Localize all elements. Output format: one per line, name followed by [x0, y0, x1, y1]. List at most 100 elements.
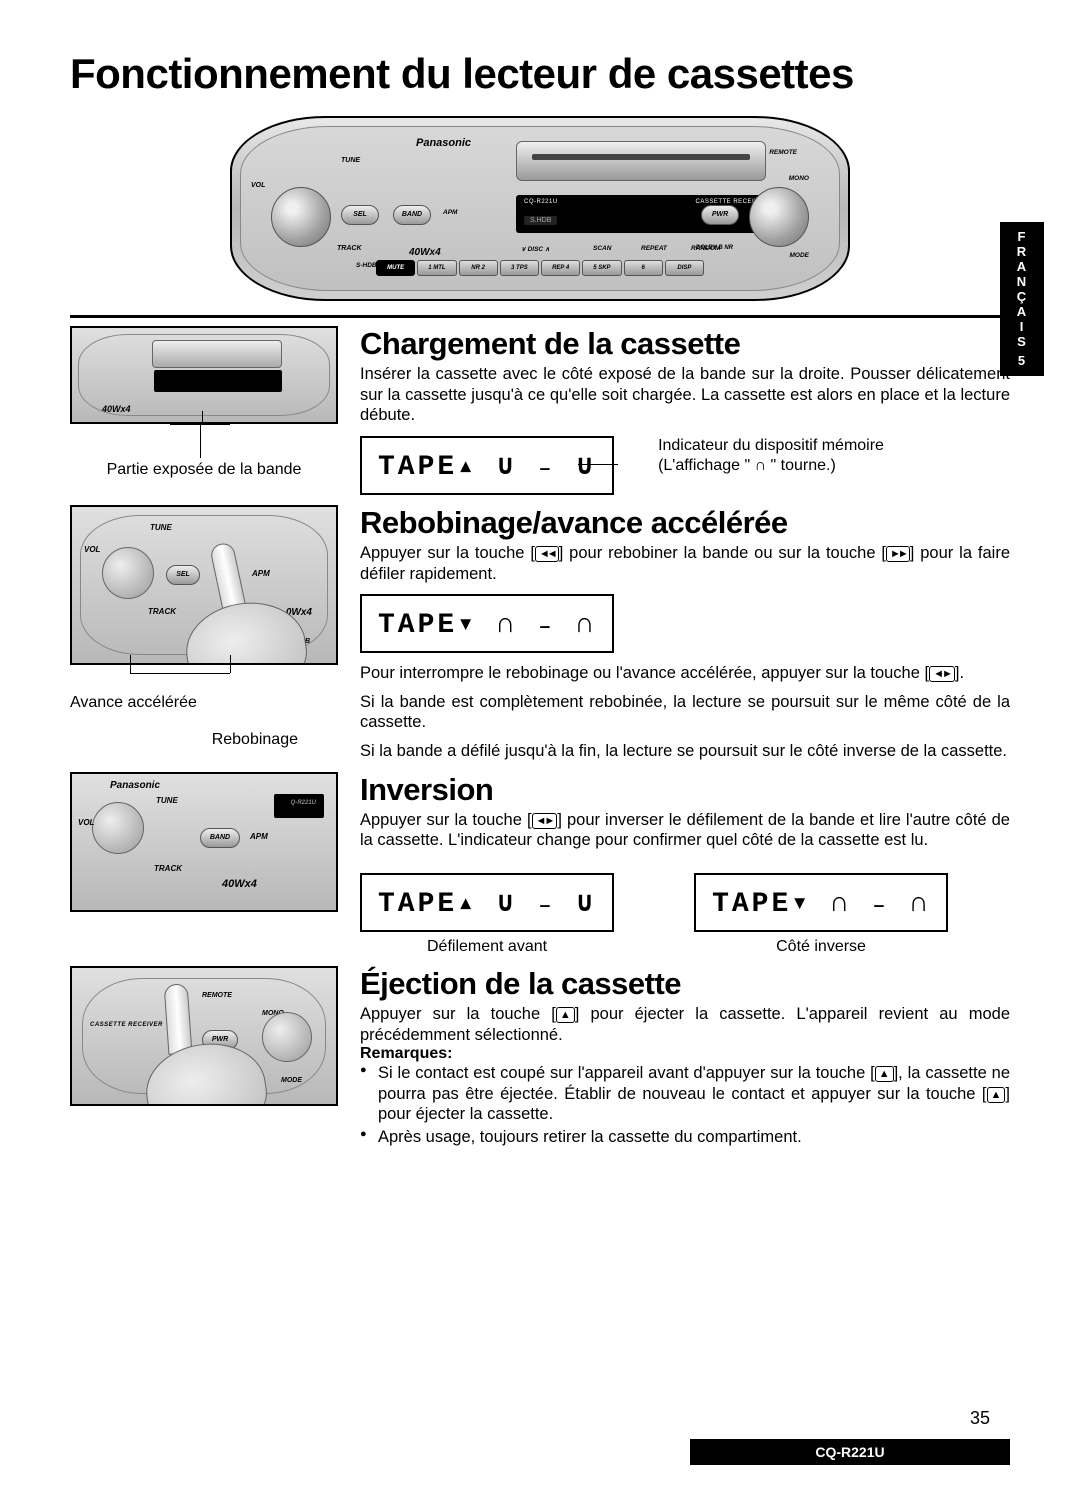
inv-tune: TUNE	[156, 796, 178, 805]
rw-fig-label-1: Avance accélérée	[70, 694, 197, 711]
left-knob	[271, 187, 331, 247]
mute-button: MUTE	[376, 260, 415, 276]
rewind-lcd: TAPE▾ ∩ ₋ ∩	[360, 594, 614, 653]
inv-vol: VOL	[78, 818, 94, 827]
inv-model: Q-R221U	[291, 800, 316, 806]
eject-note-1: Si le contact est coupé sur l'appareil a…	[360, 1063, 1010, 1125]
eject-note-2: Après usage, toujours retirer la cassett…	[360, 1127, 1010, 1148]
btn-disp: DISP	[665, 260, 704, 276]
inv-brand: Panasonic	[110, 780, 160, 791]
apm-label: APM	[443, 209, 457, 216]
inv-knob	[92, 802, 144, 854]
rewind-text3: Si la bande est complètement rebobinée, …	[360, 692, 1010, 733]
load-indicator: Indicateur du dispositif mémoire (L'affi…	[658, 436, 884, 476]
brand-label: Panasonic	[416, 137, 471, 149]
rewind-annot: Avance accélérée Rebobinage	[70, 673, 338, 749]
load-indicator-2: (L'affichage " ∩ " tourne.)	[658, 457, 836, 474]
eject-icon-2	[875, 1066, 894, 1082]
rewind-icon	[535, 546, 559, 562]
invert-heading: Inversion	[360, 772, 1010, 808]
rewind-text2: Pour interrompre le rebobinage ou l'avan…	[360, 663, 1010, 684]
inv-power: 40Wx4	[222, 878, 257, 890]
eject-text: Appuyer sur la touche [] pour éjecter la…	[360, 1004, 1010, 1045]
eject-icon-3	[987, 1087, 1006, 1103]
vol-label: VOL	[251, 182, 265, 189]
lang-letters: FRANÇAIS	[1000, 230, 1044, 350]
fig-powerspec: 40Wx4	[102, 404, 131, 414]
btn-6: 6	[624, 260, 663, 276]
rw-track: TRACK	[148, 607, 176, 616]
power-spec: 40Wx4	[409, 247, 441, 258]
lang-tab-num: 5	[1000, 354, 1044, 369]
model-small: CQ-R221U	[524, 199, 558, 205]
rewind-figure: TUNE VOL SEL APM TRACK 0Wx4 HDB	[70, 505, 338, 665]
load-heading: Chargement de la cassette	[360, 326, 1010, 362]
rw-vol: VOL	[84, 545, 100, 554]
section-rewind: TUNE VOL SEL APM TRACK 0Wx4 HDB Avance a…	[70, 505, 1010, 762]
invert-lcd-row: TAPE▴ ∪ ₋ ∪ Défilement avant TAPE▾ ∩ ₋ ∩…	[360, 863, 1010, 956]
section-load: 40Wx4 Partie exposée de la bande Chargem…	[70, 326, 1010, 495]
load-figure: 40Wx4	[70, 326, 338, 424]
btn-2: NR 2	[459, 260, 498, 276]
rw-tune: TUNE	[150, 523, 172, 532]
inv-lcd	[274, 794, 324, 818]
load-lcd: TAPE▴ ∪ ₋ ∪	[360, 436, 614, 495]
bottom-button-row: MUTE 1 MTL NR 2 3 TPS REP 4 5 SKP 6 DISP	[376, 258, 704, 278]
sel-button: SEL	[341, 205, 379, 225]
invert-text: Appuyer sur la touche [] pour inverser l…	[360, 810, 1010, 851]
load-indicator-1: Indicateur du dispositif mémoire	[658, 437, 884, 454]
eject-notes: Si le contact est coupé sur l'appareil a…	[360, 1063, 1010, 1148]
repeat-label: REPEAT	[641, 245, 667, 252]
page-number: 35	[970, 1408, 990, 1429]
rw-knob	[102, 547, 154, 599]
scan-label: SCAN	[593, 245, 611, 252]
hand-overlay	[176, 543, 316, 663]
notes-label: Remarques:	[360, 1045, 1010, 1063]
track-label: TRACK	[337, 245, 362, 252]
eject-icon	[556, 1007, 575, 1023]
eject-figure: REMOTE MONO CASSETTE RECEIVER PWR MODE	[70, 966, 338, 1106]
section-eject: REMOTE MONO CASSETTE RECEIVER PWR MODE É…	[70, 966, 1010, 1150]
inv-apm: APM	[250, 832, 268, 841]
random-label: RANDOM	[691, 245, 720, 252]
btn-5: 5 SKP	[582, 260, 621, 276]
load-text: Insérer la cassette avec le côté exposé …	[360, 364, 1010, 426]
pwr-button: PWR	[701, 205, 739, 225]
invert-cap1: Défilement avant	[360, 938, 614, 956]
play-both-icon	[929, 666, 955, 682]
right-knob	[749, 187, 809, 247]
invert-cap2: Côté inverse	[694, 938, 948, 956]
cassette-slot	[516, 141, 766, 181]
section-invert: Panasonic TUNE VOL BAND APM TRACK 40Wx4 …	[70, 772, 1010, 956]
eject-hand	[136, 984, 276, 1104]
inv-band: BAND	[200, 828, 240, 848]
ej-mode: MODE	[281, 1077, 302, 1084]
rewind-heading: Rebobinage/avance accélérée	[360, 505, 1010, 541]
band-button: BAND	[393, 205, 431, 225]
btn-3: 3 TPS	[500, 260, 539, 276]
shdb-label: S-HDB	[356, 262, 377, 269]
btn-1: 1 MTL	[417, 260, 456, 276]
load-fig-label: Partie exposée de la bande	[107, 461, 302, 478]
device-illustration: Panasonic CQ-R221U CASSETTE RECEIVER S.H…	[230, 116, 850, 301]
rewind-text4: Si la bande a défilé jusqu'à la fin, la …	[360, 741, 1010, 762]
invert-both-icon	[532, 813, 558, 829]
page-title: Fonctionnement du lecteur de cassettes	[70, 50, 1010, 98]
load-fig-caption: Partie exposée de la bande	[70, 430, 338, 479]
remote-label: REMOTE	[769, 149, 797, 156]
mode-label2: MODE	[790, 252, 810, 259]
invert-lcd2: TAPE▾ ∩ ₋ ∩	[694, 873, 948, 932]
fastforward-icon	[886, 546, 910, 562]
mono-label: MONO	[789, 175, 809, 182]
device-inner: Panasonic CQ-R221U CASSETTE RECEIVER S.H…	[240, 126, 840, 291]
tune-label: TUNE	[341, 157, 360, 164]
btn-4: REP 4	[541, 260, 580, 276]
display-chip: S.HDB	[524, 216, 557, 225]
rw-fig-label-2: Rebobinage	[212, 731, 298, 748]
inv-track: TRACK	[154, 864, 182, 873]
invert-lcd1: TAPE▴ ∪ ₋ ∪	[360, 873, 614, 932]
language-tab: FRANÇAIS 5	[1000, 222, 1044, 376]
section-divider	[70, 315, 1010, 318]
eject-heading: Éjection de la cassette	[360, 966, 1010, 1002]
invert-figure: Panasonic TUNE VOL BAND APM TRACK 40Wx4 …	[70, 772, 338, 912]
-.-.-
**Stated exercise**
Please count the lines in the records above that contain the string "figure", and reply with the number alone.

**Answer below**
4